BEGIN Provided records

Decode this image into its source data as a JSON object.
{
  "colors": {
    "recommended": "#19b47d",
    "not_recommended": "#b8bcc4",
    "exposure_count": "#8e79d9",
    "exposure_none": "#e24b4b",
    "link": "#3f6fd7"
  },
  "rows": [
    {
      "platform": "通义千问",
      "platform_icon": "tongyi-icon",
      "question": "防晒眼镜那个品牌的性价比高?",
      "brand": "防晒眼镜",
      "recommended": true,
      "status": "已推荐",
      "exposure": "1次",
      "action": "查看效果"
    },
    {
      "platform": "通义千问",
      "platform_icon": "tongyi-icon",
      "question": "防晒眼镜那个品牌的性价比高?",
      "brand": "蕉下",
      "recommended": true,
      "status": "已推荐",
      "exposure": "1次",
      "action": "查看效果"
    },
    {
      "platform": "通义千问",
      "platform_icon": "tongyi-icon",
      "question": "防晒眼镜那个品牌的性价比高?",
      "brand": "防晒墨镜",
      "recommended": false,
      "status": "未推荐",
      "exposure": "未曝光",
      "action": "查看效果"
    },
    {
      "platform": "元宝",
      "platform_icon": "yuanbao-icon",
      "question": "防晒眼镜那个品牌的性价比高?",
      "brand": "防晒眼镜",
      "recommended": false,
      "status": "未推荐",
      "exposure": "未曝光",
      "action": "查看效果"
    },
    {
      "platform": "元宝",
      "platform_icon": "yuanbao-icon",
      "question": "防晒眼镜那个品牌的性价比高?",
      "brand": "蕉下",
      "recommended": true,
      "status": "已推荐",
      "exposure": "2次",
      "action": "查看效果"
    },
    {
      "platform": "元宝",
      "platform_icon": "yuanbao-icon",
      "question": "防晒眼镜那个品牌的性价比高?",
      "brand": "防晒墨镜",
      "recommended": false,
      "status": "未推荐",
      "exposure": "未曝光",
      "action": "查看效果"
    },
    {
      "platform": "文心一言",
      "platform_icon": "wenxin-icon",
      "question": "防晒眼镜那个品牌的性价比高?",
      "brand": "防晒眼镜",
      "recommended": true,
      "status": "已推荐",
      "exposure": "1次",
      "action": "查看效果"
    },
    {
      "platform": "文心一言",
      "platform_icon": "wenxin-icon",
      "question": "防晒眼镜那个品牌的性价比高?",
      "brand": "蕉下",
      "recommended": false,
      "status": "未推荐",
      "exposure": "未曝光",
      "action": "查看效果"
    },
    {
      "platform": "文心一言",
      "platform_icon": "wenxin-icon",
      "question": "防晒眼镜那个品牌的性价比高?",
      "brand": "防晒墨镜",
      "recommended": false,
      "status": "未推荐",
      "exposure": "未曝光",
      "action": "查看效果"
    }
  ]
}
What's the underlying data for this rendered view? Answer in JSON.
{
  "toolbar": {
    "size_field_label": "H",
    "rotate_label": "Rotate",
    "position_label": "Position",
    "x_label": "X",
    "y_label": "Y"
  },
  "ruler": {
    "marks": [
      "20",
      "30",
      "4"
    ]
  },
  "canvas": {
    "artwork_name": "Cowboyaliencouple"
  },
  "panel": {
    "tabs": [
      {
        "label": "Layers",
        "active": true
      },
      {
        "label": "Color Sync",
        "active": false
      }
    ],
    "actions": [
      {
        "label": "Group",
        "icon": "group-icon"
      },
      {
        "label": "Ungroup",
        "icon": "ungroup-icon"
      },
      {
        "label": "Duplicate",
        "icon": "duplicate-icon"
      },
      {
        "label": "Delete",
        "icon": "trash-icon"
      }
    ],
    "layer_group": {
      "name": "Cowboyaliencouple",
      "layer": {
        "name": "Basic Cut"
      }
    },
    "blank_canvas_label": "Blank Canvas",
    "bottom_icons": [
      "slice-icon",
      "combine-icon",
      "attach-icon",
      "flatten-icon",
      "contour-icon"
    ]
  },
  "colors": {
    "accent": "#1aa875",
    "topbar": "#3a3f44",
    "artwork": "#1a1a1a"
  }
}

END Provided records

> _Written instruction_
Return every record, word for word.

> _Solution_
Decode this image into its source data as a JSON object.
{
  "colors": {
    "recommended": "#19b47d",
    "not_recommended": "#b8bcc4",
    "exposure_count": "#8e79d9",
    "exposure_none": "#e24b4b",
    "link": "#3f6fd7"
  },
  "rows": [
    {
      "platform": "通义千问",
      "platform_icon": "tongyi-icon",
      "question": "防晒眼镜那个品牌的性价比高?",
      "brand": "防晒眼镜",
      "recommended": true,
      "status": "已推荐",
      "exposure": "1次",
      "action": "查看效果"
    },
    {
      "platform": "通义千问",
      "platform_icon": "tongyi-icon",
      "question": "防晒眼镜那个品牌的性价比高?",
      "brand": "蕉下",
      "recommended": true,
      "status": "已推荐",
      "exposure": "1次",
      "action": "查看效果"
    },
    {
      "platform": "通义千问",
      "platform_icon": "tongyi-icon",
      "question": "防晒眼镜那个品牌的性价比高?",
      "brand": "防晒墨镜",
      "recommended": false,
      "status": "未推荐",
      "exposure": "未曝光",
      "action": "查看效果"
    },
    {
      "platform": "元宝",
      "platform_icon": "yuanbao-icon",
      "question": "防晒眼镜那个品牌的性价比高?",
      "brand": "防晒眼镜",
      "recommended": false,
      "status": "未推荐",
      "exposure": "未曝光",
      "action": "查看效果"
    },
    {
      "platform": "元宝",
      "platform_icon": "yuanbao-icon",
      "question": "防晒眼镜那个品牌的性价比高?",
      "brand": "蕉下",
      "recommended": true,
      "status": "已推荐",
      "exposure": "2次",
      "action": "查看效果"
    },
    {
      "platform": "元宝",
      "platform_icon": "yuanbao-icon",
      "question": "防晒眼镜那个品牌的性价比高?",
      "brand": "防晒墨镜",
      "recommended": false,
      "status": "未推荐",
      "exposure": "未曝光",
      "action": "查看效果"
    },
    {
      "platform": "文心一言",
      "platform_icon": "wenxin-icon",
      "question": "防晒眼镜那个品牌的性价比高?",
      "brand": "防晒眼镜",
      "recommended": true,
      "status": "已推荐",
      "exposure": "1次",
      "action": "查看效果"
    },
    {
      "platform": "文心一言",
      "platform_icon": "wenxin-icon",
      "question": "防晒眼镜那个品牌的性价比高?",
      "brand": "蕉下",
      "recommended": false,
      "status": "未推荐",
      "exposure": "未曝光",
      "action": "查看效果"
    },
    {
      "platform": "文心一言",
      "platform_icon": "wenxin-icon",
      "question": "防晒眼镜那个品牌的性价比高?",
      "brand": "防晒墨镜",
      "recommended": false,
      "status": "未推荐",
      "exposure": "未曝光",
      "action": "查看效果"
    }
  ]
}
What's the underlying data for this rendered view? Answer in JSON.
{
  "toolbar": {
    "size_field_label": "H",
    "rotate_label": "Rotate",
    "position_label": "Position",
    "x_label": "X",
    "y_label": "Y"
  },
  "ruler": {
    "marks": [
      "20",
      "30",
      "4"
    ]
  },
  "canvas": {
    "artwork_name": "Cowboyaliencouple"
  },
  "panel": {
    "tabs": [
      {
        "label": "Layers",
        "active": true
      },
      {
        "label": "Color Sync",
        "active": false
      }
    ],
    "actions": [
      {
        "label": "Group",
        "icon": "group-icon"
      },
      {
        "label": "Ungroup",
        "icon": "ungroup-icon"
      },
      {
        "label": "Duplicate",
        "icon": "duplicate-icon"
      },
      {
        "label": "Delete",
        "icon": "trash-icon"
      }
    ],
    "layer_group": {
      "name": "Cowboyaliencouple",
      "layer": {
        "name": "Basic Cut"
      }
    },
    "blank_canvas_label": "Blank Canvas",
    "bottom_icons": [
      "slice-icon",
      "combine-icon",
      "attach-icon",
      "flatten-icon",
      "contour-icon"
    ]
  },
  "colors": {
    "accent": "#1aa875",
    "topbar": "#3a3f44",
    "artwork": "#1a1a1a"
  }
}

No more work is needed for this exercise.